■ Exercise input:
————

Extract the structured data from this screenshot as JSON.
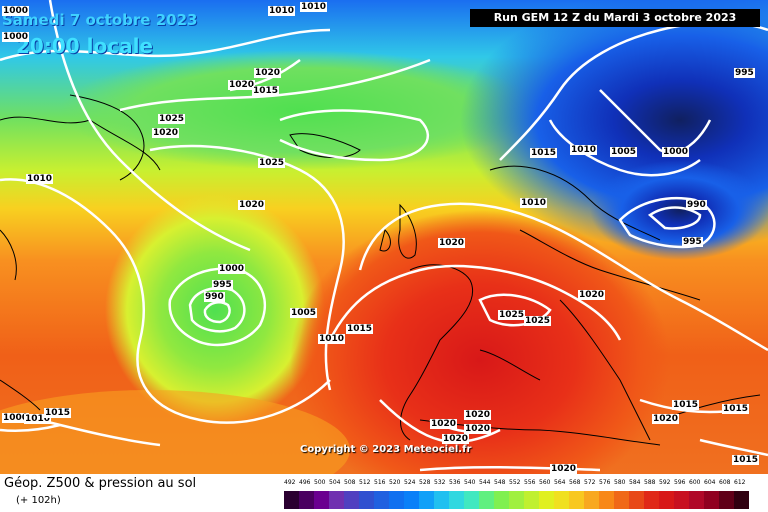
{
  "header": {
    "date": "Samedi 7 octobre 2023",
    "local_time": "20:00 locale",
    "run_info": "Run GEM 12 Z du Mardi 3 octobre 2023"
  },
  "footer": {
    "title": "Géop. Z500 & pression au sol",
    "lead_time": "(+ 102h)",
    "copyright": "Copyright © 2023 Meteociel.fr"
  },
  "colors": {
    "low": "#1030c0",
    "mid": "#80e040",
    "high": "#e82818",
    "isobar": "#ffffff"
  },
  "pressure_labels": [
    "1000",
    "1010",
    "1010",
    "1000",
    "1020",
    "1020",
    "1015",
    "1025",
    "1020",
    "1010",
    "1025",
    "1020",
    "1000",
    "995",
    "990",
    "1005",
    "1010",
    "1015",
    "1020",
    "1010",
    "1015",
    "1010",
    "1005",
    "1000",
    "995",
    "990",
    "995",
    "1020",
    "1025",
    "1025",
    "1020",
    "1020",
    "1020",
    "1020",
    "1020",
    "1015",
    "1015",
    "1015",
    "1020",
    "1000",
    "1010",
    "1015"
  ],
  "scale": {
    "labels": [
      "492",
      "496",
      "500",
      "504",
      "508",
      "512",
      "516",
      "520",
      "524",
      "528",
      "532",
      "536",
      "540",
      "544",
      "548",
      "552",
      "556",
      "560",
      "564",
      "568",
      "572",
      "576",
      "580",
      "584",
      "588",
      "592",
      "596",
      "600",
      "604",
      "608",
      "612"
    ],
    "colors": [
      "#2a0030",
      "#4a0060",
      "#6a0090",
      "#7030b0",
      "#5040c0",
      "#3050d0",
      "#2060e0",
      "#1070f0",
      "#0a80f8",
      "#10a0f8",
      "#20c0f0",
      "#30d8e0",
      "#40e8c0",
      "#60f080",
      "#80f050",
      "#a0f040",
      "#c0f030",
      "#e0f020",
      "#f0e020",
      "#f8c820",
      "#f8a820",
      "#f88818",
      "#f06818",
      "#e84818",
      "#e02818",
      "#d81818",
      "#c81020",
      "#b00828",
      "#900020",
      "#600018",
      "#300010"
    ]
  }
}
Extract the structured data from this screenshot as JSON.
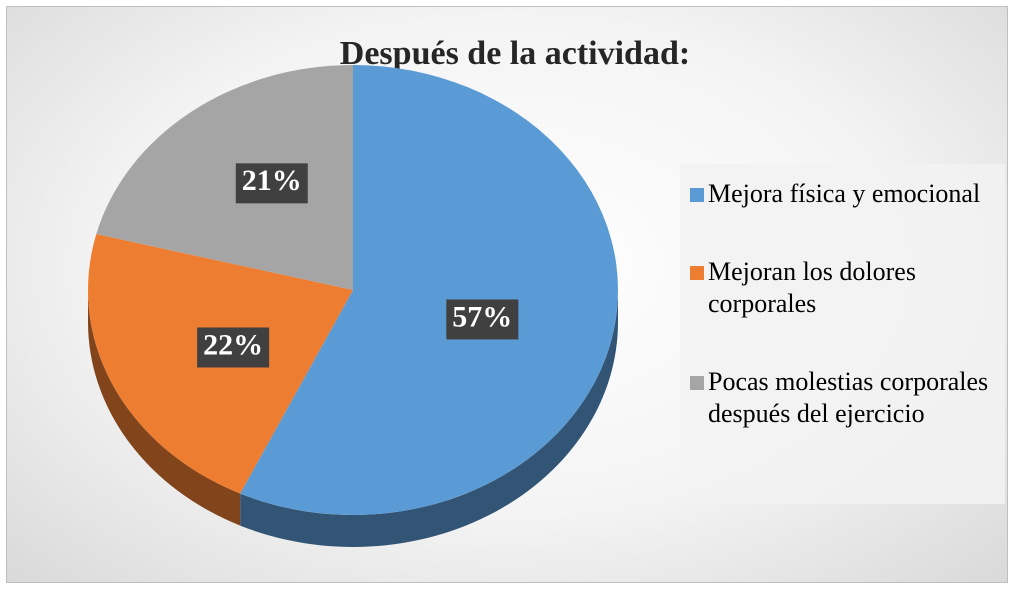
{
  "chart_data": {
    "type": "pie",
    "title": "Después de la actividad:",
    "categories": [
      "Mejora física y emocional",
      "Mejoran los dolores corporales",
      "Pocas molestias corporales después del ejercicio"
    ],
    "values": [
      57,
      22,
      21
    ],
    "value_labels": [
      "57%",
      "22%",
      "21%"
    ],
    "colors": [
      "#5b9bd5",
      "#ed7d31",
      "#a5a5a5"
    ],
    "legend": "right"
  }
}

————

■ Direction: All records above are to be printed exactly, minus the pictures they contain.

■ Answer below:
Extract the structured data from this screenshot as JSON.
{
  "header": {
    "date": "Samedi 7 octobre 2023",
    "local_time": "20:00 locale",
    "run_info": "Run GEM 12 Z du Mardi 3 octobre 2023"
  },
  "footer": {
    "title": "Géop. Z500 & pression au sol",
    "lead_time": "(+ 102h)",
    "copyright": "Copyright © 2023 Meteociel.fr"
  },
  "colors": {
    "low": "#1030c0",
    "mid": "#80e040",
    "high": "#e82818",
    "isobar": "#ffffff"
  },
  "pressure_labels": [
    "1000",
    "1010",
    "1010",
    "1000",
    "1020",
    "1020",
    "1015",
    "1025",
    "1020",
    "1010",
    "1025",
    "1020",
    "1000",
    "995",
    "990",
    "1005",
    "1010",
    "1015",
    "1020",
    "1010",
    "1015",
    "1010",
    "1005",
    "1000",
    "995",
    "990",
    "995",
    "1020",
    "1025",
    "1025",
    "1020",
    "1020",
    "1020",
    "1020",
    "1020",
    "1015",
    "1015",
    "1015",
    "1020",
    "1000",
    "1010",
    "1015"
  ],
  "scale": {
    "labels": [
      "492",
      "496",
      "500",
      "504",
      "508",
      "512",
      "516",
      "520",
      "524",
      "528",
      "532",
      "536",
      "540",
      "544",
      "548",
      "552",
      "556",
      "560",
      "564",
      "568",
      "572",
      "576",
      "580",
      "584",
      "588",
      "592",
      "596",
      "600",
      "604",
      "608",
      "612"
    ],
    "colors": [
      "#2a0030",
      "#4a0060",
      "#6a0090",
      "#7030b0",
      "#5040c0",
      "#3050d0",
      "#2060e0",
      "#1070f0",
      "#0a80f8",
      "#10a0f8",
      "#20c0f0",
      "#30d8e0",
      "#40e8c0",
      "#60f080",
      "#80f050",
      "#a0f040",
      "#c0f030",
      "#e0f020",
      "#f0e020",
      "#f8c820",
      "#f8a820",
      "#f88818",
      "#f06818",
      "#e84818",
      "#e02818",
      "#d81818",
      "#c81020",
      "#b00828",
      "#900020",
      "#600018",
      "#300010"
    ]
  }
}
Extract the structured data from this screenshot as JSON.
{
  "chart_data": {
    "type": "pie",
    "title": "Después de la actividad:",
    "categories": [
      "Mejora física y emocional",
      "Mejoran los dolores corporales",
      "Pocas molestias corporales después del ejercicio"
    ],
    "values": [
      57,
      22,
      21
    ],
    "value_labels": [
      "57%",
      "22%",
      "21%"
    ],
    "colors": [
      "#5b9bd5",
      "#ed7d31",
      "#a5a5a5"
    ],
    "legend": "right"
  }
}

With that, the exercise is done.